━━━ Provided entries

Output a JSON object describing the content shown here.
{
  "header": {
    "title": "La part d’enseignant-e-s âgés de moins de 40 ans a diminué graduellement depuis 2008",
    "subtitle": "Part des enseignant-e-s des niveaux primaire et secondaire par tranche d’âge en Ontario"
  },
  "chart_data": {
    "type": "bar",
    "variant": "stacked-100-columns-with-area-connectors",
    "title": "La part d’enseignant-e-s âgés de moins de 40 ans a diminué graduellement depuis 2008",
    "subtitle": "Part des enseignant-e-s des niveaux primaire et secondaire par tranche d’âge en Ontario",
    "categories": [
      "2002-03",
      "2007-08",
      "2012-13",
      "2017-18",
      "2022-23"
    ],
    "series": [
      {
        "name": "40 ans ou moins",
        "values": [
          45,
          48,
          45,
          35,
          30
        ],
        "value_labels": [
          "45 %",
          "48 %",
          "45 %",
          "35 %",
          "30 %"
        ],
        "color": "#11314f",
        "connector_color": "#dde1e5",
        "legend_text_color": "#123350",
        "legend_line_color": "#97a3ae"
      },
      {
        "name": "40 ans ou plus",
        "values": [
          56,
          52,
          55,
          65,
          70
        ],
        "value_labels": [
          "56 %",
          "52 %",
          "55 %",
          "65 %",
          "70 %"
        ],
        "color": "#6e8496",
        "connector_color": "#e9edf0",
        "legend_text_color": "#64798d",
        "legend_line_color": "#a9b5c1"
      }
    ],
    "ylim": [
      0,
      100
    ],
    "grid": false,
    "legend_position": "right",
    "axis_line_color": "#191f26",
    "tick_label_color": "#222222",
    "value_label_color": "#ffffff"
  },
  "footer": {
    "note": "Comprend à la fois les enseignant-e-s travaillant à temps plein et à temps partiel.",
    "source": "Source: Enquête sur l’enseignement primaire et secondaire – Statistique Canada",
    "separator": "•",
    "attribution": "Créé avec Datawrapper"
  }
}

━━━━━━

• What is expected
Reproduce the entries above in full, verbatim.

• Solution to the problem
Output a JSON object describing the content shown here.
{
  "header": {
    "title": "La part d’enseignant-e-s âgés de moins de 40 ans a diminué graduellement depuis 2008",
    "subtitle": "Part des enseignant-e-s des niveaux primaire et secondaire par tranche d’âge en Ontario"
  },
  "chart_data": {
    "type": "bar",
    "variant": "stacked-100-columns-with-area-connectors",
    "title": "La part d’enseignant-e-s âgés de moins de 40 ans a diminué graduellement depuis 2008",
    "subtitle": "Part des enseignant-e-s des niveaux primaire et secondaire par tranche d’âge en Ontario",
    "categories": [
      "2002-03",
      "2007-08",
      "2012-13",
      "2017-18",
      "2022-23"
    ],
    "series": [
      {
        "name": "40 ans ou moins",
        "values": [
          45,
          48,
          45,
          35,
          30
        ],
        "value_labels": [
          "45 %",
          "48 %",
          "45 %",
          "35 %",
          "30 %"
        ],
        "color": "#11314f",
        "connector_color": "#dde1e5",
        "legend_text_color": "#123350",
        "legend_line_color": "#97a3ae"
      },
      {
        "name": "40 ans ou plus",
        "values": [
          56,
          52,
          55,
          65,
          70
        ],
        "value_labels": [
          "56 %",
          "52 %",
          "55 %",
          "65 %",
          "70 %"
        ],
        "color": "#6e8496",
        "connector_color": "#e9edf0",
        "legend_text_color": "#64798d",
        "legend_line_color": "#a9b5c1"
      }
    ],
    "ylim": [
      0,
      100
    ],
    "grid": false,
    "legend_position": "right",
    "axis_line_color": "#191f26",
    "tick_label_color": "#222222",
    "value_label_color": "#ffffff"
  },
  "footer": {
    "note": "Comprend à la fois les enseignant-e-s travaillant à temps plein et à temps partiel.",
    "source": "Source: Enquête sur l’enseignement primaire et secondaire – Statistique Canada",
    "separator": "•",
    "attribution": "Créé avec Datawrapper"
  }
}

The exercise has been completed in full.